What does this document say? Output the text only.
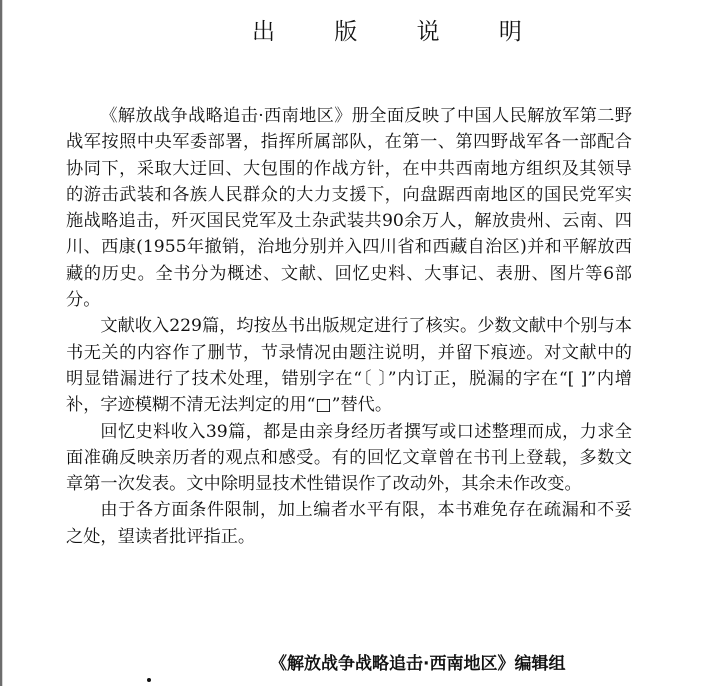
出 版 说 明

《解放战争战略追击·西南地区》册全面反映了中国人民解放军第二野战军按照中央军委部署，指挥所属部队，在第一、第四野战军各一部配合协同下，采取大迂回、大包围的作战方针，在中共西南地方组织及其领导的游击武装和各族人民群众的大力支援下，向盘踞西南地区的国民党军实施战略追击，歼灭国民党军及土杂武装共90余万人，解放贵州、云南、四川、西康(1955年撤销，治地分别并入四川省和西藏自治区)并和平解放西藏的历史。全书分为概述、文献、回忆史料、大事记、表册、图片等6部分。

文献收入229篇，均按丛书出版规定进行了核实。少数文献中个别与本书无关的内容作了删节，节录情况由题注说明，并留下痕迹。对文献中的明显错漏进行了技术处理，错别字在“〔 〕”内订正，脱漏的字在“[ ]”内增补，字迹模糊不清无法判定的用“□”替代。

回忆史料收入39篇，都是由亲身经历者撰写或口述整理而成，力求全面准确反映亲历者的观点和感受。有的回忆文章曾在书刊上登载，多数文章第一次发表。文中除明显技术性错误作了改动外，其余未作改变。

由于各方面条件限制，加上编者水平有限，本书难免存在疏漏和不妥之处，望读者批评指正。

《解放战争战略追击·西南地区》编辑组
* * *
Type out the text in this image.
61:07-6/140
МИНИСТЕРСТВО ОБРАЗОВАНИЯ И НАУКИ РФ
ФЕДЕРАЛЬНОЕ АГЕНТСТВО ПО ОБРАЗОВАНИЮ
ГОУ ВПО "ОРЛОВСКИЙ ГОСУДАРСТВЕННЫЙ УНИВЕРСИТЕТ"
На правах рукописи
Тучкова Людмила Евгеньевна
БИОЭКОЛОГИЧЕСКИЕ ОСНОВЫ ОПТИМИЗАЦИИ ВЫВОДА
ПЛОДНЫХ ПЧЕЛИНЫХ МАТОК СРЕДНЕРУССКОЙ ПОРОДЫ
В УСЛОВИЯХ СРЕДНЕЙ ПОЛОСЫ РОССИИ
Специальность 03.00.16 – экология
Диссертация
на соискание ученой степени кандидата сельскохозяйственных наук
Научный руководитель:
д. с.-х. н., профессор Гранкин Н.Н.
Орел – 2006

* _Problem details_
Look through the material above. Copy each line where the word "西南地区" appears.

* _Reply to the exercise_
《解放战争战略追击·西南地区》册全面反映了中国人民解放军第二野战军按照中央军委部署，指挥所属部队，在第一、第四野战军各一部配合协同下，采取大迂回、大包围的作战方针，在中共西南地方组织及其领导的游击武装和各族人民群众的大力支援下，向盘踞西南地区的国民党军实施战略追击，歼灭国民党军及土杂武装共90余万人，解放贵州、云南、四川、西康(1955年撤销，治地分别并入四川省和西藏自治区)并和平解放西藏的历史。全书分为概述、文献、回忆史料、大事记、表册、图片等6部分。
《解放战争战略追击·西南地区》编辑组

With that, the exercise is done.